--- start of DATA ---
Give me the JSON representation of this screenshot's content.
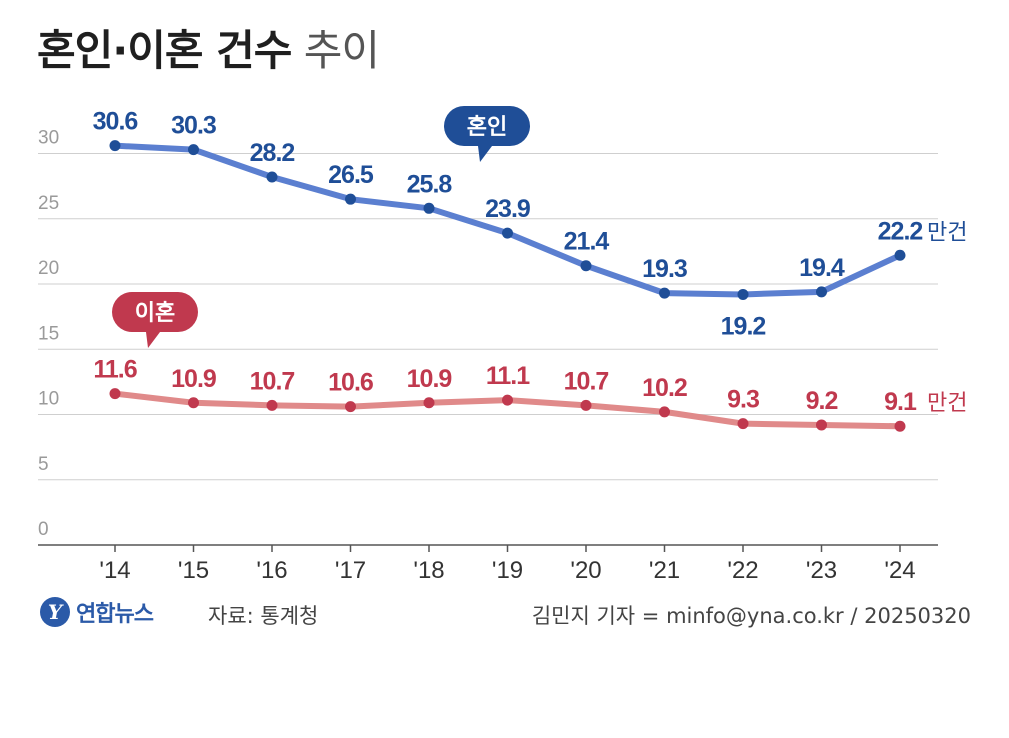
{
  "title": {
    "bold": "혼인·이혼 건수",
    "light": "추이"
  },
  "chart_data": {
    "type": "line",
    "categories": [
      "'14",
      "'15",
      "'16",
      "'17",
      "'18",
      "'19",
      "'20",
      "'21",
      "'22",
      "'23",
      "'24"
    ],
    "ylim": [
      0,
      30
    ],
    "yticks": [
      0,
      5,
      10,
      15,
      20,
      25,
      30
    ],
    "unit": "만건",
    "series": [
      {
        "name": "혼인",
        "color": "#5b7fd0",
        "label_color": "#1f4e97",
        "values": [
          30.6,
          30.3,
          28.2,
          26.5,
          25.8,
          23.9,
          21.4,
          19.3,
          19.2,
          19.4,
          22.2
        ]
      },
      {
        "name": "이혼",
        "color": "#e08a8a",
        "label_color": "#c0394e",
        "values": [
          11.6,
          10.9,
          10.7,
          10.6,
          10.9,
          11.1,
          10.7,
          10.2,
          9.3,
          9.2,
          9.1
        ]
      }
    ],
    "grid": true
  },
  "footer": {
    "logo_mark": "Y",
    "logo_text": "연합뉴스",
    "source": "자료: 통계청",
    "byline": "김민지 기자 = minfo@yna.co.kr / 20250320"
  }
}
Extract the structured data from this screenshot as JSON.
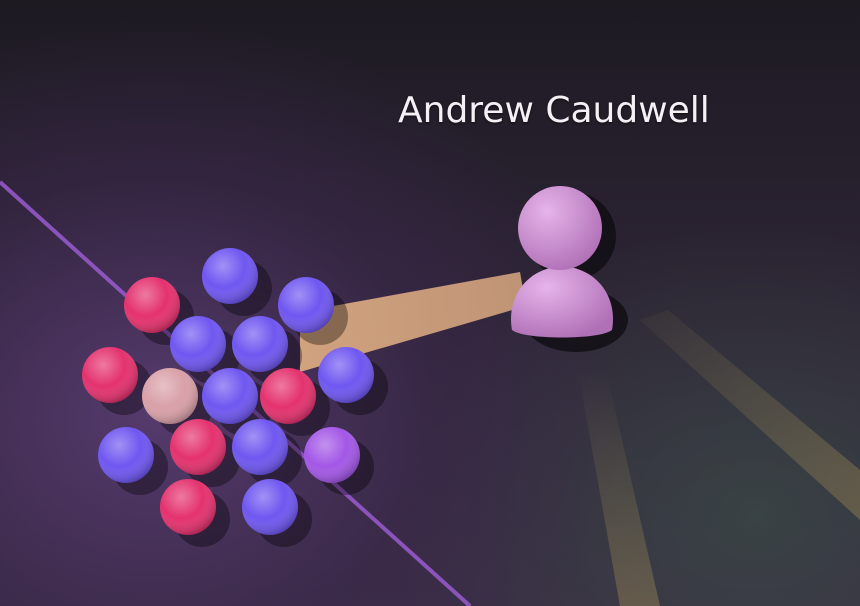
{
  "user": {
    "name": "Andrew Caudwell",
    "avatar_color": "#c684c9"
  },
  "palette": {
    "beam": "#d8a880",
    "edge": "#9a5bd0",
    "faint_beam": "#b59a5a"
  },
  "file_nodes": [
    {
      "color": "#e4326e"
    },
    {
      "color": "#6f57f0"
    },
    {
      "color": "#6f57f0"
    },
    {
      "color": "#6f57f0"
    },
    {
      "color": "#6f57f0"
    },
    {
      "color": "#e4326e"
    },
    {
      "color": "#d9a0a8"
    },
    {
      "color": "#6f57f0"
    },
    {
      "color": "#e4326e"
    },
    {
      "color": "#6f57f0"
    },
    {
      "color": "#6f57f0"
    },
    {
      "color": "#e4326e"
    },
    {
      "color": "#6f57f0"
    },
    {
      "color": "#a357e6"
    },
    {
      "color": "#e4326e"
    },
    {
      "color": "#6f57f0"
    },
    {
      "color": "#6f57f0"
    }
  ]
}
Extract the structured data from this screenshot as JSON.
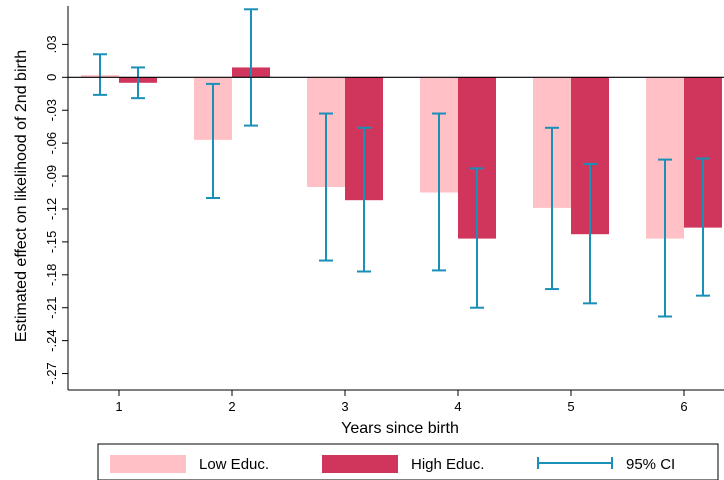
{
  "chart_data": {
    "type": "bar",
    "xlabel": "Years since birth",
    "ylabel": "Estimated effect on likelihood of 2nd birth",
    "categories": [
      "1",
      "2",
      "3",
      "4",
      "5",
      "6"
    ],
    "ylim": [
      -0.285,
      0.065
    ],
    "yticks": [
      0.03,
      0,
      -0.03,
      -0.06,
      -0.09,
      -0.12,
      -0.15,
      -0.18,
      -0.21,
      -0.24,
      -0.27
    ],
    "ytick_labels": [
      ".03",
      "0",
      "-.03",
      "-.06",
      "-.09",
      "-.12",
      "-.15",
      "-.18",
      "-.21",
      "-.24",
      "-.27"
    ],
    "grid": false,
    "legend_position": "bottom",
    "series": [
      {
        "name": "Low Educ.",
        "color": "#ffc0c6",
        "values": [
          0.002,
          -0.057,
          -0.1,
          -0.105,
          -0.119,
          -0.147
        ],
        "ci": [
          [
            -0.016,
            0.021
          ],
          [
            -0.11,
            -0.006
          ],
          [
            -0.167,
            -0.033
          ],
          [
            -0.176,
            -0.033
          ],
          [
            -0.193,
            -0.046
          ],
          [
            -0.218,
            -0.075
          ]
        ]
      },
      {
        "name": "High Educ.",
        "color": "#d0365c",
        "values": [
          -0.005,
          0.009,
          -0.112,
          -0.147,
          -0.143,
          -0.137
        ],
        "ci": [
          [
            -0.019,
            0.009
          ],
          [
            -0.044,
            0.062
          ],
          [
            -0.177,
            -0.046
          ],
          [
            -0.21,
            -0.083
          ],
          [
            -0.206,
            -0.079
          ],
          [
            -0.199,
            -0.074
          ]
        ]
      }
    ],
    "ci_label": "95% CI",
    "ci_color": "#1a8fb8"
  }
}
--- end of DATA ---
Identify each line containing the string "birth" and copy it out.

## EXERCISE OUTPUT:
    "xlabel": "Years since birth",
    "ylabel": "Estimated effect on likelihood of 2nd birth",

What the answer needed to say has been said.